| PROBLEM |
Return the data exactly, with all pictures removed.

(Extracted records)
-------

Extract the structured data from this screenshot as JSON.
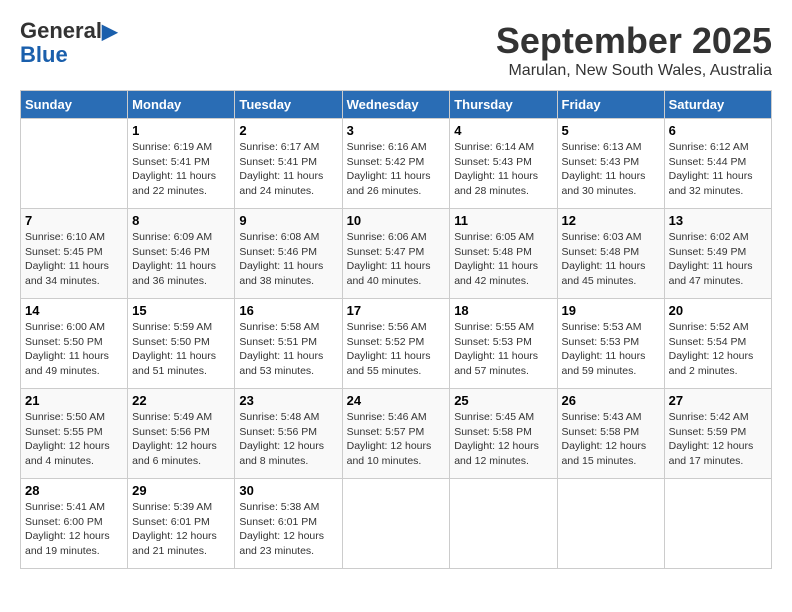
{
  "logo": {
    "line1": "General",
    "line2": "Blue"
  },
  "title": "September 2025",
  "location": "Marulan, New South Wales, Australia",
  "days_of_week": [
    "Sunday",
    "Monday",
    "Tuesday",
    "Wednesday",
    "Thursday",
    "Friday",
    "Saturday"
  ],
  "weeks": [
    [
      {
        "day": "",
        "info": ""
      },
      {
        "day": "1",
        "info": "Sunrise: 6:19 AM\nSunset: 5:41 PM\nDaylight: 11 hours\nand 22 minutes."
      },
      {
        "day": "2",
        "info": "Sunrise: 6:17 AM\nSunset: 5:41 PM\nDaylight: 11 hours\nand 24 minutes."
      },
      {
        "day": "3",
        "info": "Sunrise: 6:16 AM\nSunset: 5:42 PM\nDaylight: 11 hours\nand 26 minutes."
      },
      {
        "day": "4",
        "info": "Sunrise: 6:14 AM\nSunset: 5:43 PM\nDaylight: 11 hours\nand 28 minutes."
      },
      {
        "day": "5",
        "info": "Sunrise: 6:13 AM\nSunset: 5:43 PM\nDaylight: 11 hours\nand 30 minutes."
      },
      {
        "day": "6",
        "info": "Sunrise: 6:12 AM\nSunset: 5:44 PM\nDaylight: 11 hours\nand 32 minutes."
      }
    ],
    [
      {
        "day": "7",
        "info": "Sunrise: 6:10 AM\nSunset: 5:45 PM\nDaylight: 11 hours\nand 34 minutes."
      },
      {
        "day": "8",
        "info": "Sunrise: 6:09 AM\nSunset: 5:46 PM\nDaylight: 11 hours\nand 36 minutes."
      },
      {
        "day": "9",
        "info": "Sunrise: 6:08 AM\nSunset: 5:46 PM\nDaylight: 11 hours\nand 38 minutes."
      },
      {
        "day": "10",
        "info": "Sunrise: 6:06 AM\nSunset: 5:47 PM\nDaylight: 11 hours\nand 40 minutes."
      },
      {
        "day": "11",
        "info": "Sunrise: 6:05 AM\nSunset: 5:48 PM\nDaylight: 11 hours\nand 42 minutes."
      },
      {
        "day": "12",
        "info": "Sunrise: 6:03 AM\nSunset: 5:48 PM\nDaylight: 11 hours\nand 45 minutes."
      },
      {
        "day": "13",
        "info": "Sunrise: 6:02 AM\nSunset: 5:49 PM\nDaylight: 11 hours\nand 47 minutes."
      }
    ],
    [
      {
        "day": "14",
        "info": "Sunrise: 6:00 AM\nSunset: 5:50 PM\nDaylight: 11 hours\nand 49 minutes."
      },
      {
        "day": "15",
        "info": "Sunrise: 5:59 AM\nSunset: 5:50 PM\nDaylight: 11 hours\nand 51 minutes."
      },
      {
        "day": "16",
        "info": "Sunrise: 5:58 AM\nSunset: 5:51 PM\nDaylight: 11 hours\nand 53 minutes."
      },
      {
        "day": "17",
        "info": "Sunrise: 5:56 AM\nSunset: 5:52 PM\nDaylight: 11 hours\nand 55 minutes."
      },
      {
        "day": "18",
        "info": "Sunrise: 5:55 AM\nSunset: 5:53 PM\nDaylight: 11 hours\nand 57 minutes."
      },
      {
        "day": "19",
        "info": "Sunrise: 5:53 AM\nSunset: 5:53 PM\nDaylight: 11 hours\nand 59 minutes."
      },
      {
        "day": "20",
        "info": "Sunrise: 5:52 AM\nSunset: 5:54 PM\nDaylight: 12 hours\nand 2 minutes."
      }
    ],
    [
      {
        "day": "21",
        "info": "Sunrise: 5:50 AM\nSunset: 5:55 PM\nDaylight: 12 hours\nand 4 minutes."
      },
      {
        "day": "22",
        "info": "Sunrise: 5:49 AM\nSunset: 5:56 PM\nDaylight: 12 hours\nand 6 minutes."
      },
      {
        "day": "23",
        "info": "Sunrise: 5:48 AM\nSunset: 5:56 PM\nDaylight: 12 hours\nand 8 minutes."
      },
      {
        "day": "24",
        "info": "Sunrise: 5:46 AM\nSunset: 5:57 PM\nDaylight: 12 hours\nand 10 minutes."
      },
      {
        "day": "25",
        "info": "Sunrise: 5:45 AM\nSunset: 5:58 PM\nDaylight: 12 hours\nand 12 minutes."
      },
      {
        "day": "26",
        "info": "Sunrise: 5:43 AM\nSunset: 5:58 PM\nDaylight: 12 hours\nand 15 minutes."
      },
      {
        "day": "27",
        "info": "Sunrise: 5:42 AM\nSunset: 5:59 PM\nDaylight: 12 hours\nand 17 minutes."
      }
    ],
    [
      {
        "day": "28",
        "info": "Sunrise: 5:41 AM\nSunset: 6:00 PM\nDaylight: 12 hours\nand 19 minutes."
      },
      {
        "day": "29",
        "info": "Sunrise: 5:39 AM\nSunset: 6:01 PM\nDaylight: 12 hours\nand 21 minutes."
      },
      {
        "day": "30",
        "info": "Sunrise: 5:38 AM\nSunset: 6:01 PM\nDaylight: 12 hours\nand 23 minutes."
      },
      {
        "day": "",
        "info": ""
      },
      {
        "day": "",
        "info": ""
      },
      {
        "day": "",
        "info": ""
      },
      {
        "day": "",
        "info": ""
      }
    ]
  ]
}
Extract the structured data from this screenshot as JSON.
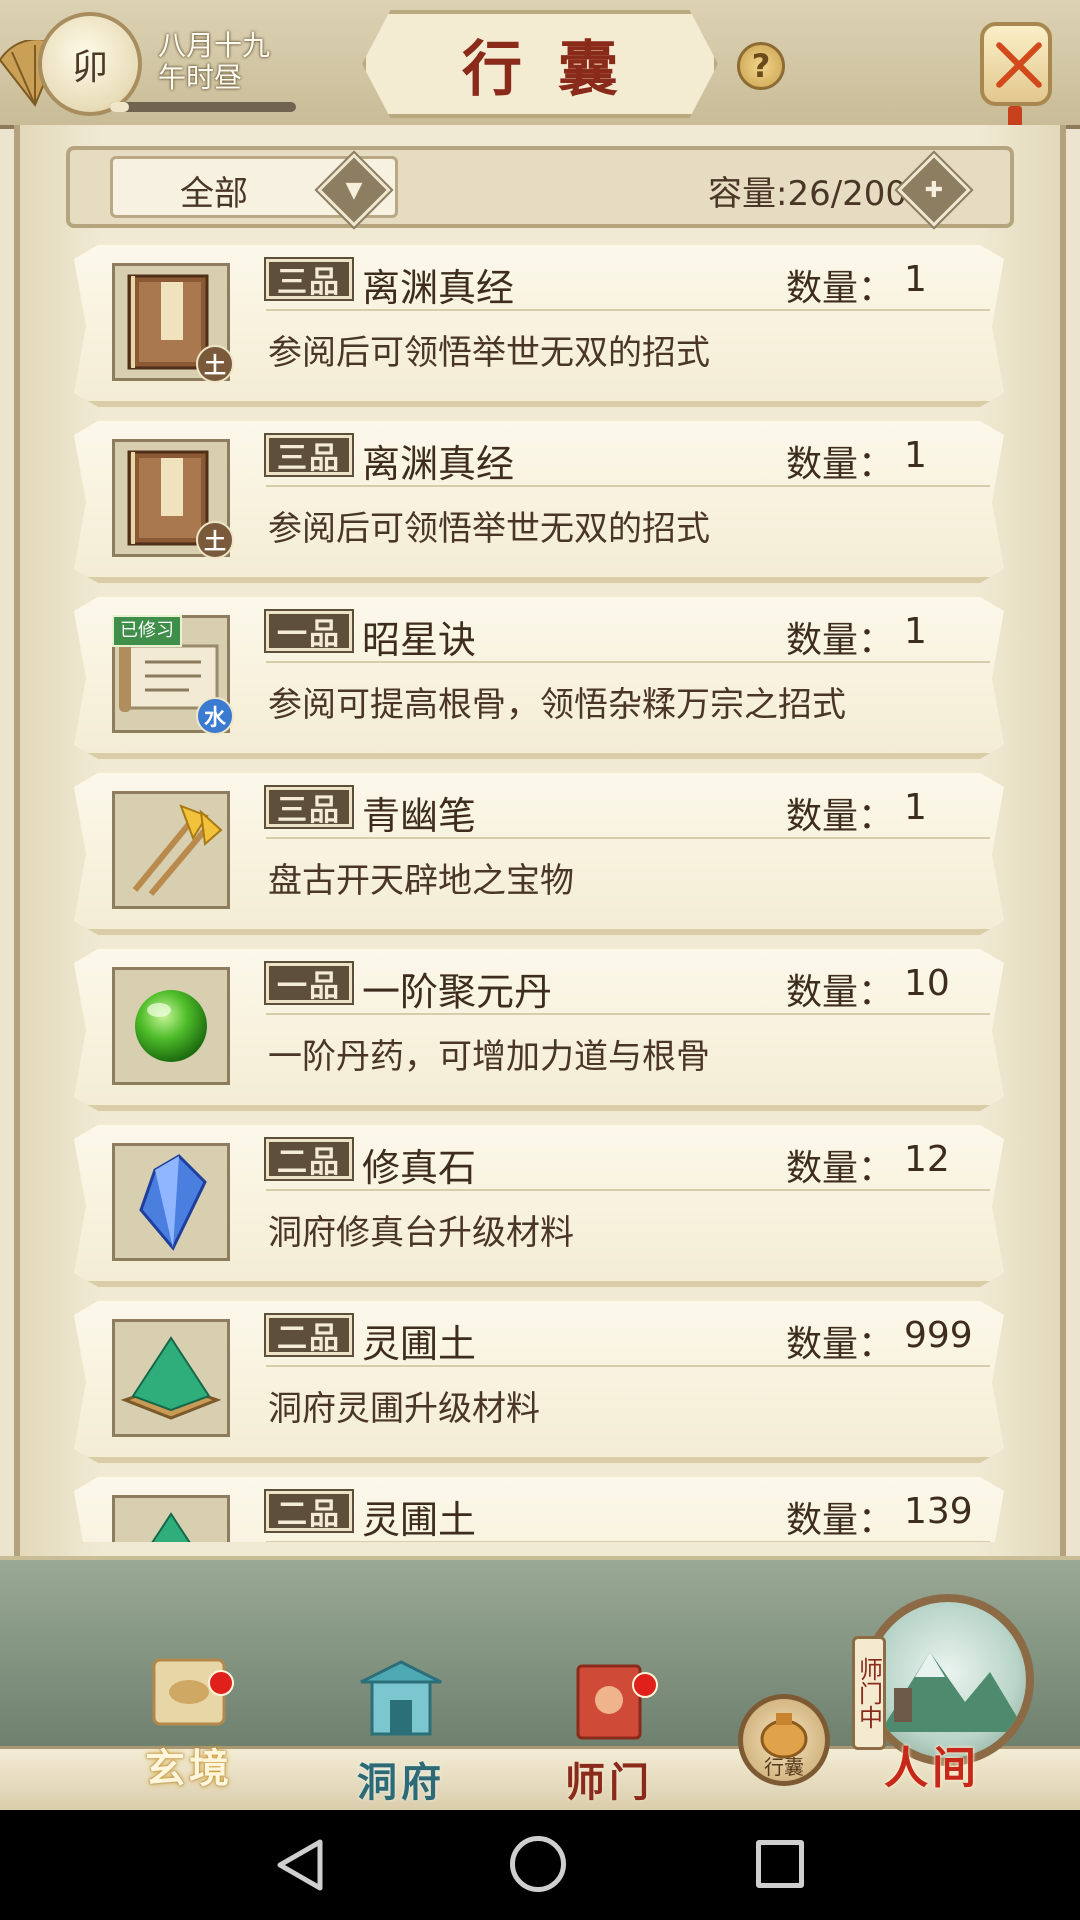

-------

| RESULT FOR THIS TASK |
Extract the structured data from this screenshot as JSON.
{
  "logo": {
    "line1": "General",
    "line2": "Blue"
  },
  "title": "September 2025",
  "location": "Marulan, New South Wales, Australia",
  "days_of_week": [
    "Sunday",
    "Monday",
    "Tuesday",
    "Wednesday",
    "Thursday",
    "Friday",
    "Saturday"
  ],
  "weeks": [
    [
      {
        "day": "",
        "info": ""
      },
      {
        "day": "1",
        "info": "Sunrise: 6:19 AM\nSunset: 5:41 PM\nDaylight: 11 hours\nand 22 minutes."
      },
      {
        "day": "2",
        "info": "Sunrise: 6:17 AM\nSunset: 5:41 PM\nDaylight: 11 hours\nand 24 minutes."
      },
      {
        "day": "3",
        "info": "Sunrise: 6:16 AM\nSunset: 5:42 PM\nDaylight: 11 hours\nand 26 minutes."
      },
      {
        "day": "4",
        "info": "Sunrise: 6:14 AM\nSunset: 5:43 PM\nDaylight: 11 hours\nand 28 minutes."
      },
      {
        "day": "5",
        "info": "Sunrise: 6:13 AM\nSunset: 5:43 PM\nDaylight: 11 hours\nand 30 minutes."
      },
      {
        "day": "6",
        "info": "Sunrise: 6:12 AM\nSunset: 5:44 PM\nDaylight: 11 hours\nand 32 minutes."
      }
    ],
    [
      {
        "day": "7",
        "info": "Sunrise: 6:10 AM\nSunset: 5:45 PM\nDaylight: 11 hours\nand 34 minutes."
      },
      {
        "day": "8",
        "info": "Sunrise: 6:09 AM\nSunset: 5:46 PM\nDaylight: 11 hours\nand 36 minutes."
      },
      {
        "day": "9",
        "info": "Sunrise: 6:08 AM\nSunset: 5:46 PM\nDaylight: 11 hours\nand 38 minutes."
      },
      {
        "day": "10",
        "info": "Sunrise: 6:06 AM\nSunset: 5:47 PM\nDaylight: 11 hours\nand 40 minutes."
      },
      {
        "day": "11",
        "info": "Sunrise: 6:05 AM\nSunset: 5:48 PM\nDaylight: 11 hours\nand 42 minutes."
      },
      {
        "day": "12",
        "info": "Sunrise: 6:03 AM\nSunset: 5:48 PM\nDaylight: 11 hours\nand 45 minutes."
      },
      {
        "day": "13",
        "info": "Sunrise: 6:02 AM\nSunset: 5:49 PM\nDaylight: 11 hours\nand 47 minutes."
      }
    ],
    [
      {
        "day": "14",
        "info": "Sunrise: 6:00 AM\nSunset: 5:50 PM\nDaylight: 11 hours\nand 49 minutes."
      },
      {
        "day": "15",
        "info": "Sunrise: 5:59 AM\nSunset: 5:50 PM\nDaylight: 11 hours\nand 51 minutes."
      },
      {
        "day": "16",
        "info": "Sunrise: 5:58 AM\nSunset: 5:51 PM\nDaylight: 11 hours\nand 53 minutes."
      },
      {
        "day": "17",
        "info": "Sunrise: 5:56 AM\nSunset: 5:52 PM\nDaylight: 11 hours\nand 55 minutes."
      },
      {
        "day": "18",
        "info": "Sunrise: 5:55 AM\nSunset: 5:53 PM\nDaylight: 11 hours\nand 57 minutes."
      },
      {
        "day": "19",
        "info": "Sunrise: 5:53 AM\nSunset: 5:53 PM\nDaylight: 11 hours\nand 59 minutes."
      },
      {
        "day": "20",
        "info": "Sunrise: 5:52 AM\nSunset: 5:54 PM\nDaylight: 12 hours\nand 2 minutes."
      }
    ],
    [
      {
        "day": "21",
        "info": "Sunrise: 5:50 AM\nSunset: 5:55 PM\nDaylight: 12 hours\nand 4 minutes."
      },
      {
        "day": "22",
        "info": "Sunrise: 5:49 AM\nSunset: 5:56 PM\nDaylight: 12 hours\nand 6 minutes."
      },
      {
        "day": "23",
        "info": "Sunrise: 5:48 AM\nSunset: 5:56 PM\nDaylight: 12 hours\nand 8 minutes."
      },
      {
        "day": "24",
        "info": "Sunrise: 5:46 AM\nSunset: 5:57 PM\nDaylight: 12 hours\nand 10 minutes."
      },
      {
        "day": "25",
        "info": "Sunrise: 5:45 AM\nSunset: 5:58 PM\nDaylight: 12 hours\nand 12 minutes."
      },
      {
        "day": "26",
        "info": "Sunrise: 5:43 AM\nSunset: 5:58 PM\nDaylight: 12 hours\nand 15 minutes."
      },
      {
        "day": "27",
        "info": "Sunrise: 5:42 AM\nSunset: 5:59 PM\nDaylight: 12 hours\nand 17 minutes."
      }
    ],
    [
      {
        "day": "28",
        "info": "Sunrise: 5:41 AM\nSunset: 6:00 PM\nDaylight: 12 hours\nand 19 minutes."
      },
      {
        "day": "29",
        "info": "Sunrise: 5:39 AM\nSunset: 6:01 PM\nDaylight: 12 hours\nand 21 minutes."
      },
      {
        "day": "30",
        "info": "Sunrise: 5:38 AM\nSunset: 6:01 PM\nDaylight: 12 hours\nand 23 minutes."
      },
      {
        "day": "",
        "info": ""
      },
      {
        "day": "",
        "info": ""
      },
      {
        "day": "",
        "info": ""
      },
      {
        "day": "",
        "info": ""
      }
    ]
  ]
}
Extract the structured data from this screenshot as JSON.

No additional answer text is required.